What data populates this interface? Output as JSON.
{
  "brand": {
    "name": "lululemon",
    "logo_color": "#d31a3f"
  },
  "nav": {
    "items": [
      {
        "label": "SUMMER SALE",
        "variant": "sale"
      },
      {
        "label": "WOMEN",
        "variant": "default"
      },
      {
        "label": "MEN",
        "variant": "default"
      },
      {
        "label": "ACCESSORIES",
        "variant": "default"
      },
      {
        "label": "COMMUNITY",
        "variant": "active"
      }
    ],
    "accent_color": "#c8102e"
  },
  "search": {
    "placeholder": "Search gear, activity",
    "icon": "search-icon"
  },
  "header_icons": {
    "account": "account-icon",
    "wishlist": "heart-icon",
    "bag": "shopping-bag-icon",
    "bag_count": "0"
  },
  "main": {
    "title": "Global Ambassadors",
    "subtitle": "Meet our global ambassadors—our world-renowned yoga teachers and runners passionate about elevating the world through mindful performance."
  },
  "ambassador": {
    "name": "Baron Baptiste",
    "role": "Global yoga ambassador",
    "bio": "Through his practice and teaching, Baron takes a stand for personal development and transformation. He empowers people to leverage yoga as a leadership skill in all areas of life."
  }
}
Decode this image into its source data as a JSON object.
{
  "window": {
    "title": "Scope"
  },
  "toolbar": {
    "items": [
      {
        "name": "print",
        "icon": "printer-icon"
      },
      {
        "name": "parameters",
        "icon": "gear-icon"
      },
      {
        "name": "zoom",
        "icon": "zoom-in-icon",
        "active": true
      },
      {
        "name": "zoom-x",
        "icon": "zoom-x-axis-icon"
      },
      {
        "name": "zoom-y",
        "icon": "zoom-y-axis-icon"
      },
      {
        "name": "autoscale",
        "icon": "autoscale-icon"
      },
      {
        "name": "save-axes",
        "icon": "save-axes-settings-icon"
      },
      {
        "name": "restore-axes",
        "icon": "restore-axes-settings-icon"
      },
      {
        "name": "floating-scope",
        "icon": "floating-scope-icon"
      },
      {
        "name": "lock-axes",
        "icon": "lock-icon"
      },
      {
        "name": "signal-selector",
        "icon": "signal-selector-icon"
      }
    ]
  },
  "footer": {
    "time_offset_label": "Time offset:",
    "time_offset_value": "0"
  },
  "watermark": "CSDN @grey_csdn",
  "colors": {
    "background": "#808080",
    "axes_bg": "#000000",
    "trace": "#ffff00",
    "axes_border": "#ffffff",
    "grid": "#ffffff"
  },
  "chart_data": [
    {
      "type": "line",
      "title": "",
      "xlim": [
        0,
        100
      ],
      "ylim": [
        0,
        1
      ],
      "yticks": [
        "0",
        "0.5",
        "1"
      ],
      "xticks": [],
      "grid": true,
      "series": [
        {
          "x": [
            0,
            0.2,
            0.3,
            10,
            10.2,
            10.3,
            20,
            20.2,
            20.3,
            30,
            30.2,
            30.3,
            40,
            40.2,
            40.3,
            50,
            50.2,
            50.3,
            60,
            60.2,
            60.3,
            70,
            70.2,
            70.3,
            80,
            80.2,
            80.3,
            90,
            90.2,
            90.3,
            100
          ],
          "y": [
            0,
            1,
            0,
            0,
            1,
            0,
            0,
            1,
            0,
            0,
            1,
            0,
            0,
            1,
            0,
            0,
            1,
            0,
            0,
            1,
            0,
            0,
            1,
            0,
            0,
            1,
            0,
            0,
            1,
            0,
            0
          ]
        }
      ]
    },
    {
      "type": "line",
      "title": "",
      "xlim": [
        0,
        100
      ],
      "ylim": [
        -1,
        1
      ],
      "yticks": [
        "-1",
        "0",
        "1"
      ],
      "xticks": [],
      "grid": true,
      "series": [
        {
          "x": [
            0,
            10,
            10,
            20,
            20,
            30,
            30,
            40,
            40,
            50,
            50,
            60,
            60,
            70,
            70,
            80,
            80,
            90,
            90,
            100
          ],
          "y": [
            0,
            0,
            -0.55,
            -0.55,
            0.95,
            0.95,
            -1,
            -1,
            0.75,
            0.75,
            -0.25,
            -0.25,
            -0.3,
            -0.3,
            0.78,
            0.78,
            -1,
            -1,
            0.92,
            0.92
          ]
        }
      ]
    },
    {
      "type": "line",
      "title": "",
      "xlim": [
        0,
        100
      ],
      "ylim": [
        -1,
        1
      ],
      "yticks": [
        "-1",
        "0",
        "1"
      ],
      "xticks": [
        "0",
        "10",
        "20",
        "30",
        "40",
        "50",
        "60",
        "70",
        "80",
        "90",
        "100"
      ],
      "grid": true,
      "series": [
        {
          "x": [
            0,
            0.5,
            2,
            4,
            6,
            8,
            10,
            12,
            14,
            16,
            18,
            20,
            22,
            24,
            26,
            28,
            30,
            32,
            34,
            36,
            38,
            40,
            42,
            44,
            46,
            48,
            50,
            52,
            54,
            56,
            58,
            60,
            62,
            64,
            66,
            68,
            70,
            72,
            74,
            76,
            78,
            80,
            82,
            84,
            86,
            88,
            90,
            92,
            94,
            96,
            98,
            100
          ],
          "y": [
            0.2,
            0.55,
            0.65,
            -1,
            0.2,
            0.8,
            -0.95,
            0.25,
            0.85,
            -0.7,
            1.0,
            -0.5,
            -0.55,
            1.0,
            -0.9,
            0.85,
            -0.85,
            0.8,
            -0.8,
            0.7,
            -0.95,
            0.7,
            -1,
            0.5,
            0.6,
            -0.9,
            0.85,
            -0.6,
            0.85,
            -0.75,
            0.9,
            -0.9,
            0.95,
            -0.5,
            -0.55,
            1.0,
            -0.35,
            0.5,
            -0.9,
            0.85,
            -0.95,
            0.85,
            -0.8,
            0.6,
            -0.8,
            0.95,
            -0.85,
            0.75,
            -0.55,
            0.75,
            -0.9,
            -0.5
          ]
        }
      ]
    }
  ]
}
• • • •
## EXERCISE
From the entries above, copy every line that holds the word "this".

## CORRECT ANSWER
What data populates this interface? Output as JSON.
Decode this image into its source data as a JSON object.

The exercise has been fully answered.